▶ **What is required**
Find the lines of data that contain the string "name", then list them.

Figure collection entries
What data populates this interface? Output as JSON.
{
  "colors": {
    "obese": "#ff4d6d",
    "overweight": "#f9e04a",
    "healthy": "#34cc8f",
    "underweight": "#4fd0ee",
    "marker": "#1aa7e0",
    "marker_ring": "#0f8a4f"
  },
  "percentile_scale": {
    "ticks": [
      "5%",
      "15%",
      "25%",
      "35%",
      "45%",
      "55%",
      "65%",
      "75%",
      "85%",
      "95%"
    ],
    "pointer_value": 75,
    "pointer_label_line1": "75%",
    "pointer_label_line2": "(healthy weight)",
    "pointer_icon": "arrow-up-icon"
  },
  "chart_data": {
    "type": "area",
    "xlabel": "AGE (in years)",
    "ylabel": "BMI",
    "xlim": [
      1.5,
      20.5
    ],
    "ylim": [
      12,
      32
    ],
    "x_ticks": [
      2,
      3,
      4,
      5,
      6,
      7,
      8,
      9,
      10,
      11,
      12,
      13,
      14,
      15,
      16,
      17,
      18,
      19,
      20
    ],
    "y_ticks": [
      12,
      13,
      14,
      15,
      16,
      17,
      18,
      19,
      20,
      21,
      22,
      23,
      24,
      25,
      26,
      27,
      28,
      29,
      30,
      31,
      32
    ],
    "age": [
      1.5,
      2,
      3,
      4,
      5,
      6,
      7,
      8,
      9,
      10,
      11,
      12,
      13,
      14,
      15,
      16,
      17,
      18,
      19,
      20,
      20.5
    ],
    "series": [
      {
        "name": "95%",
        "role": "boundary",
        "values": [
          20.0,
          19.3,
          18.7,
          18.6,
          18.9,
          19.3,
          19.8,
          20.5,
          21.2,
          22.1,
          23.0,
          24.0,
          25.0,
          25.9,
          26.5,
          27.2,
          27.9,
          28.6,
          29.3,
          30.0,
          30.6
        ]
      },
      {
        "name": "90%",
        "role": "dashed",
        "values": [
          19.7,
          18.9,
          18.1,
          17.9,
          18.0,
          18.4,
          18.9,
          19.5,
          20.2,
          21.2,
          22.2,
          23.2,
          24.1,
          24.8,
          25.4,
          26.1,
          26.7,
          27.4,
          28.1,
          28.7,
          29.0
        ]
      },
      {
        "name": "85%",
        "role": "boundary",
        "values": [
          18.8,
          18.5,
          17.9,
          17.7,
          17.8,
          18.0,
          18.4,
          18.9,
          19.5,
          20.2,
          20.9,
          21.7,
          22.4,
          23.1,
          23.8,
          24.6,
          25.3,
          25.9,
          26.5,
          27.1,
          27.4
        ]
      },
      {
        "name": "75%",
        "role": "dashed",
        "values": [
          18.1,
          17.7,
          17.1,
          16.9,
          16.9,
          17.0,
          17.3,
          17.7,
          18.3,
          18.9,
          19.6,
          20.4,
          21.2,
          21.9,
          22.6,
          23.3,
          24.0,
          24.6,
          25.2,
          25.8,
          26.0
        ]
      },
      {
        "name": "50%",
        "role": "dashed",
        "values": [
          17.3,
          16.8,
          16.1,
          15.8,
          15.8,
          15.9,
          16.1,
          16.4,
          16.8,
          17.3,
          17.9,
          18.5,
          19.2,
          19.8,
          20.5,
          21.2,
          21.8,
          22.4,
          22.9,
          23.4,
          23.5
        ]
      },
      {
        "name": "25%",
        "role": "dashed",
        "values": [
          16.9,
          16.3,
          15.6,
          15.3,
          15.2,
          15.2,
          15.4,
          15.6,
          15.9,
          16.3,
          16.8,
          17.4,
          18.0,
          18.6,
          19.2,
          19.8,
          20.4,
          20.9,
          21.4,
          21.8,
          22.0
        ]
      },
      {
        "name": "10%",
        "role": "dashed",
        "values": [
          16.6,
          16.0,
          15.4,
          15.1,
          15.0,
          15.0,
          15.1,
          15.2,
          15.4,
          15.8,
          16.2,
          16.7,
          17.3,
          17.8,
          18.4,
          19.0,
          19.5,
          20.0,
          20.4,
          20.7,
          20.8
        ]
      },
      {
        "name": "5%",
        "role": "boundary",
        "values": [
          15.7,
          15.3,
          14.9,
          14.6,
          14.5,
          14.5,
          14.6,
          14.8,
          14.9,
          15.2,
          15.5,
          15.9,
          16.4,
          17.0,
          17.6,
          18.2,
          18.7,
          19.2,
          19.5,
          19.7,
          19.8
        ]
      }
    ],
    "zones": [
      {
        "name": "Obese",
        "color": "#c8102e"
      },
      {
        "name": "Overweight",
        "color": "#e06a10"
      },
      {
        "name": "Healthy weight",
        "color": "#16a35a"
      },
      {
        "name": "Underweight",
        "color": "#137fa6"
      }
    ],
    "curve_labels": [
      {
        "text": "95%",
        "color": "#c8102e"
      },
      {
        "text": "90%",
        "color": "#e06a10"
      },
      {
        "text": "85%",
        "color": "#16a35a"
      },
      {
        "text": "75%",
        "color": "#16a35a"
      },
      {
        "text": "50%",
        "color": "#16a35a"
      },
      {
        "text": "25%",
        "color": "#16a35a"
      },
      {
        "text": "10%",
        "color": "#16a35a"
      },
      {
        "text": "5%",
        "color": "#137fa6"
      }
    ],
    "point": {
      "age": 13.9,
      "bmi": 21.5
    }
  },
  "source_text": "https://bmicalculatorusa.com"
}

▶ **Reply**
        "name": "95%",
        "name": "90%",
        "name": "85%",
        "name": "75%",
        "name": "50%",
        "name": "25%",
        "name": "10%",
        "name": "5%",
        "name": "Obese",
        "name": "Overweight",
        "name": "Healthy weight",
        "name": "Underweight",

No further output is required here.